Material for the task
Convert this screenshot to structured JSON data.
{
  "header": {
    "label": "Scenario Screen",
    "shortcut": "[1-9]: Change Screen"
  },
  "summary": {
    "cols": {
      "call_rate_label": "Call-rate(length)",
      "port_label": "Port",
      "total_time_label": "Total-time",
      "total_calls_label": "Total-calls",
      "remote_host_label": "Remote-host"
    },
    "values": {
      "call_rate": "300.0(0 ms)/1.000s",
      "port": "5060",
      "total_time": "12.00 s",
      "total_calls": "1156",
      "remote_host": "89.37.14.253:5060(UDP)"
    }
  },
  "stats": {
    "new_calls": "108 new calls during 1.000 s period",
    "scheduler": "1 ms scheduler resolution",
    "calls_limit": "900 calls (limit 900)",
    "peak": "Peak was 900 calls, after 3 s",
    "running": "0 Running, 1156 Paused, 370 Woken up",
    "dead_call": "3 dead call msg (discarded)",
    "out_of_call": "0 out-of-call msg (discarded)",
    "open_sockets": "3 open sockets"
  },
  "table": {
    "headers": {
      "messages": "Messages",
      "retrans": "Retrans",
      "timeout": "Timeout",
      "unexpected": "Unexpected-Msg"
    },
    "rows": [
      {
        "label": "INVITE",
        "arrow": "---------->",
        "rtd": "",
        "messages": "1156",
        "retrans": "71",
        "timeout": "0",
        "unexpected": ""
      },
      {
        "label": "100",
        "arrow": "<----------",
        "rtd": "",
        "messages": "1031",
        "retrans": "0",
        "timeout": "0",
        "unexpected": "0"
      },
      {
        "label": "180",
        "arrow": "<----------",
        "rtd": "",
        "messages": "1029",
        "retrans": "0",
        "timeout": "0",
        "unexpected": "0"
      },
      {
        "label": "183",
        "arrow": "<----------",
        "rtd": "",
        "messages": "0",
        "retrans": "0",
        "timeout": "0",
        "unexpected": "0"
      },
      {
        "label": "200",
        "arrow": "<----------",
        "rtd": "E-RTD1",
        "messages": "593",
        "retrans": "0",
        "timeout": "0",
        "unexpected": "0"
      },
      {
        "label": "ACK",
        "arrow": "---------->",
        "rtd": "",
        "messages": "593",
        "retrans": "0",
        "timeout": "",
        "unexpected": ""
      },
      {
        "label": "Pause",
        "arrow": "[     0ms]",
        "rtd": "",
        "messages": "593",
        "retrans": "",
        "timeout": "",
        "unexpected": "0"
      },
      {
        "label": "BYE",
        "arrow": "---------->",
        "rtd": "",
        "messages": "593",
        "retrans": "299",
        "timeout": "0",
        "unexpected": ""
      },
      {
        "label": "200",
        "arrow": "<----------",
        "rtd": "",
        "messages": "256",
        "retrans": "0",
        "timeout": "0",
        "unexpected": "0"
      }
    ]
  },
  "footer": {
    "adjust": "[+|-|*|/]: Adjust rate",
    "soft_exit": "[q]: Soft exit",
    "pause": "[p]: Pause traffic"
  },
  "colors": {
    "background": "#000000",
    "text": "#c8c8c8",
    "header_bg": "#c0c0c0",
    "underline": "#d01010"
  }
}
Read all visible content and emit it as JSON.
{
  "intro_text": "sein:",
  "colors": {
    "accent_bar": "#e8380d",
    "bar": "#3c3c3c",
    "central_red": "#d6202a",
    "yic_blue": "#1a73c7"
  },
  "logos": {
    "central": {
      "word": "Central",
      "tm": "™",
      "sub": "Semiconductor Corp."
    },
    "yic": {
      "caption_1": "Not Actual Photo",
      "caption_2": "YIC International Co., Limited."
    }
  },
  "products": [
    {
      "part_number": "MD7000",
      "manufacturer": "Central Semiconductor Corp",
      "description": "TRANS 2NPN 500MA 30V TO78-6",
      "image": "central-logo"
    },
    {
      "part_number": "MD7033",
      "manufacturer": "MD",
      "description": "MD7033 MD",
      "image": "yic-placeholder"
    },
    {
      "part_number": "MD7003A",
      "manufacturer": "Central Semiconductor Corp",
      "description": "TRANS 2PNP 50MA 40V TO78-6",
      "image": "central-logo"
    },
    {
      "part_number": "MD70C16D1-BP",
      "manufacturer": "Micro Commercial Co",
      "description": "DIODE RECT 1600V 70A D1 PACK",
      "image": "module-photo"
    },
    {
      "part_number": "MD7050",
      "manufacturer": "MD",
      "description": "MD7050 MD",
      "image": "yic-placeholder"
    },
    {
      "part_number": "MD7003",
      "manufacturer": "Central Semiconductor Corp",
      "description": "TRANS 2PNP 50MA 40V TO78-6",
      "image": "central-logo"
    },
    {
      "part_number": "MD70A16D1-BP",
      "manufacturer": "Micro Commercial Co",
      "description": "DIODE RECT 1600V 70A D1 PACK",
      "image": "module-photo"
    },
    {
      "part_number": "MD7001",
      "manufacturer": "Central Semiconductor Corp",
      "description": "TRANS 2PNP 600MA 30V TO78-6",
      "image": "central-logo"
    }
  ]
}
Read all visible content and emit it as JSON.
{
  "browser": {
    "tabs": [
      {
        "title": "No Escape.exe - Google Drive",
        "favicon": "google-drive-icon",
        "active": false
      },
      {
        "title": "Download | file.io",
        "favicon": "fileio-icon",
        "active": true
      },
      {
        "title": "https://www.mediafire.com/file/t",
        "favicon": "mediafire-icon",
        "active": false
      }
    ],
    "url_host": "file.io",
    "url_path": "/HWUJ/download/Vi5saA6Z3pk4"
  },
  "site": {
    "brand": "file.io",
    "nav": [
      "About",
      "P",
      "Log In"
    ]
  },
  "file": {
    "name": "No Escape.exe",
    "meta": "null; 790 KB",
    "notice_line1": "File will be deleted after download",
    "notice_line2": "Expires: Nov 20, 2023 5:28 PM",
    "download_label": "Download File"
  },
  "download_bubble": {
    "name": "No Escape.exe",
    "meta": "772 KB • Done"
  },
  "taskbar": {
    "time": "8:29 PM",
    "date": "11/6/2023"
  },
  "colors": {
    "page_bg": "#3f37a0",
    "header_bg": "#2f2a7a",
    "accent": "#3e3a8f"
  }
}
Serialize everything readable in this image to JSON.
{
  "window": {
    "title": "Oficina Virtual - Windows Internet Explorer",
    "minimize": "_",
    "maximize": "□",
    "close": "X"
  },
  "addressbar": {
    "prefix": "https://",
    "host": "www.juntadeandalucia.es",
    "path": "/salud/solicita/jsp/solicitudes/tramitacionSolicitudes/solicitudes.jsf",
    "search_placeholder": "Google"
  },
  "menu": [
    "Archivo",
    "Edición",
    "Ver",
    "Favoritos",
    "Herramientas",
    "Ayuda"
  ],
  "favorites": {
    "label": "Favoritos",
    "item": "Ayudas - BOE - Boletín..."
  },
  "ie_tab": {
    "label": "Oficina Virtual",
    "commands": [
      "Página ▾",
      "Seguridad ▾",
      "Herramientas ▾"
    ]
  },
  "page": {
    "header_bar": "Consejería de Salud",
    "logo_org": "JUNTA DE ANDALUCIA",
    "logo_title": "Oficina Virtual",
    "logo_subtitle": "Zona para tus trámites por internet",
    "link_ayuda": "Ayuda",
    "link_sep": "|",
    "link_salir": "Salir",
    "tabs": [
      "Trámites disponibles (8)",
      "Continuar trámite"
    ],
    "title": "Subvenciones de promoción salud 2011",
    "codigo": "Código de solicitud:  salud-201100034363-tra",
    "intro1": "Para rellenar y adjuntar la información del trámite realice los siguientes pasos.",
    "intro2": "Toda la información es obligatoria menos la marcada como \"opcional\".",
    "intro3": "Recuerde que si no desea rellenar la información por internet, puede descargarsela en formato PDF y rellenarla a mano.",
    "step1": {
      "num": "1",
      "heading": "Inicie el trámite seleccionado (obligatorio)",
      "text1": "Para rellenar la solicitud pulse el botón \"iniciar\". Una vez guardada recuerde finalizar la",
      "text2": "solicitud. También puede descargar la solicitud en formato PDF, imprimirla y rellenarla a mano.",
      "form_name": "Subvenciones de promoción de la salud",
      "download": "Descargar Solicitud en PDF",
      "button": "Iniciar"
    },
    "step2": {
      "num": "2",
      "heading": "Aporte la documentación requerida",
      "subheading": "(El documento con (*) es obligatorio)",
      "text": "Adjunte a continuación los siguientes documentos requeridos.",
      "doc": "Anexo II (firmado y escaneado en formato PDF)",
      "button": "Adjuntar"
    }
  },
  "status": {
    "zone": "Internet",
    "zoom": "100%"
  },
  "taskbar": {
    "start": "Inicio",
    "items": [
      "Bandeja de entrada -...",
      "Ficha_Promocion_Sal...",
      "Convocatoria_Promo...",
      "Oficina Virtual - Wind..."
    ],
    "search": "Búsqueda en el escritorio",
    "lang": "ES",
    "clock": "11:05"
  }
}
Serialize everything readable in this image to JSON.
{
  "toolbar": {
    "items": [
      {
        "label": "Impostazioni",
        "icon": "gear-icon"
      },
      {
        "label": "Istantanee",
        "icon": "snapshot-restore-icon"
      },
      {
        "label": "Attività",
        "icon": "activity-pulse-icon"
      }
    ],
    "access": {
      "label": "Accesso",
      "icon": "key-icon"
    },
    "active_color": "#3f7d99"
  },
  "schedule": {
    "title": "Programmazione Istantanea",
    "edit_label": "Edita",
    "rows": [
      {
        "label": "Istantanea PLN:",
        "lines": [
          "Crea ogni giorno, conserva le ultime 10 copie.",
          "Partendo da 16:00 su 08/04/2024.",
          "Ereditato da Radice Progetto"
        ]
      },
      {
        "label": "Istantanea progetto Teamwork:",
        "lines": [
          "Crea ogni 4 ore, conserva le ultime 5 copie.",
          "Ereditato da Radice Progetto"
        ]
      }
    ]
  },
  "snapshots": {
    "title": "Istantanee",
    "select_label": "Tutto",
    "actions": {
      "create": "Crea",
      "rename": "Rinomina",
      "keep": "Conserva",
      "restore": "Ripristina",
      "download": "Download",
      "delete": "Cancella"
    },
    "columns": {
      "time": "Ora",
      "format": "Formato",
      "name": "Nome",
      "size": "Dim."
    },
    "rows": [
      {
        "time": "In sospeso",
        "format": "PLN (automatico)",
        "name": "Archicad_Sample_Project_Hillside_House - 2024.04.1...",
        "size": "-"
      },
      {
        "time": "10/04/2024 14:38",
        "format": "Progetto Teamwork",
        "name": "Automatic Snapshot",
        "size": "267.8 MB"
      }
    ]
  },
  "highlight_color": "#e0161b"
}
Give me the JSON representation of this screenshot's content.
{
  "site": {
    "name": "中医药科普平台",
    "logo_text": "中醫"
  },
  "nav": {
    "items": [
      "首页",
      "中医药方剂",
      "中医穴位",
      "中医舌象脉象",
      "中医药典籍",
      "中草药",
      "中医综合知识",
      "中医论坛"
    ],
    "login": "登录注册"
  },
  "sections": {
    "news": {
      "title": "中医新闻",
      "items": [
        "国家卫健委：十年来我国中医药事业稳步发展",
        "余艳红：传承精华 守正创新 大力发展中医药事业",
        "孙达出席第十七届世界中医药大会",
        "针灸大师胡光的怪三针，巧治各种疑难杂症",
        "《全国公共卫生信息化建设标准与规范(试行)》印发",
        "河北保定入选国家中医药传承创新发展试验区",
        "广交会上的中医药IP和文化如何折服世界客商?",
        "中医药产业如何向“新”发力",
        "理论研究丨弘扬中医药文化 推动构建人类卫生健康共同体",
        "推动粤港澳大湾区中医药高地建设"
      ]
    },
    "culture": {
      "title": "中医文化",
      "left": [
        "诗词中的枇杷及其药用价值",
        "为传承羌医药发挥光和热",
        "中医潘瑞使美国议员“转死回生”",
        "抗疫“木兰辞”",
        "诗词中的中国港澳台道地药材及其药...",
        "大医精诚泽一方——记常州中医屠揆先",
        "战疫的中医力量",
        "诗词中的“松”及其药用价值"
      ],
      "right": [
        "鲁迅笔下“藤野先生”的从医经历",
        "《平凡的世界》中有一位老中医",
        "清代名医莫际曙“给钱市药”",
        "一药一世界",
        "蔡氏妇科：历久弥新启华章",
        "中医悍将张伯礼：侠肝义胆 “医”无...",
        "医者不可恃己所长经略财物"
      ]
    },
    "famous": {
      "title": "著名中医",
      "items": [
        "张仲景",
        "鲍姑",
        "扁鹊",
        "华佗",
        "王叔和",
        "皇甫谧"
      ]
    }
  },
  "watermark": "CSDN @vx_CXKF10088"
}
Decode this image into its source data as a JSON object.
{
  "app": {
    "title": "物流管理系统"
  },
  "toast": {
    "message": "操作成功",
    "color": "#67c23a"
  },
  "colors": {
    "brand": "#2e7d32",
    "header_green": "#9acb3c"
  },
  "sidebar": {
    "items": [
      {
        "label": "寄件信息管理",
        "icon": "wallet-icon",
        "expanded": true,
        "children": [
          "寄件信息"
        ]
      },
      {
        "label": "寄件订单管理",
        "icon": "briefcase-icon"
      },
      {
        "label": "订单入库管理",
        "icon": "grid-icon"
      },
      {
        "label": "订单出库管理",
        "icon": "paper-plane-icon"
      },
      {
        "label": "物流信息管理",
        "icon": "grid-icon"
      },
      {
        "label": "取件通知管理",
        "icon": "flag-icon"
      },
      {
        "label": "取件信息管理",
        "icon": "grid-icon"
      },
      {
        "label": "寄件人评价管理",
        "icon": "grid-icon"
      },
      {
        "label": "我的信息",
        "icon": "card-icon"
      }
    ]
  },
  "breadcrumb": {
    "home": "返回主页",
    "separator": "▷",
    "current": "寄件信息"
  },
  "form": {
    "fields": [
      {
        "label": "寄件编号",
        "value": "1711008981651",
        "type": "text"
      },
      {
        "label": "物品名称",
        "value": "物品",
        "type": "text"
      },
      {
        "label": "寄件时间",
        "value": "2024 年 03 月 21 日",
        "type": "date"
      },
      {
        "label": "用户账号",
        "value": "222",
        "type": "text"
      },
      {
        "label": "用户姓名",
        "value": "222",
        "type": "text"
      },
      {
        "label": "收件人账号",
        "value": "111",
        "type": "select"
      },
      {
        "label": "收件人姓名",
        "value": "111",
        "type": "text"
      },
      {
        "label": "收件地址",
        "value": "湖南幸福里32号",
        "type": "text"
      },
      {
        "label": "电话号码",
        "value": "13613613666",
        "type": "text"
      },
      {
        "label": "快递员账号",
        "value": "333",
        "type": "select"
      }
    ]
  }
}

What you are asked to do
Return every line containing "mediafire".

Answer for the task
        "title": "https://www.mediafire.com/file/t",
        "favicon": "mediafire-icon",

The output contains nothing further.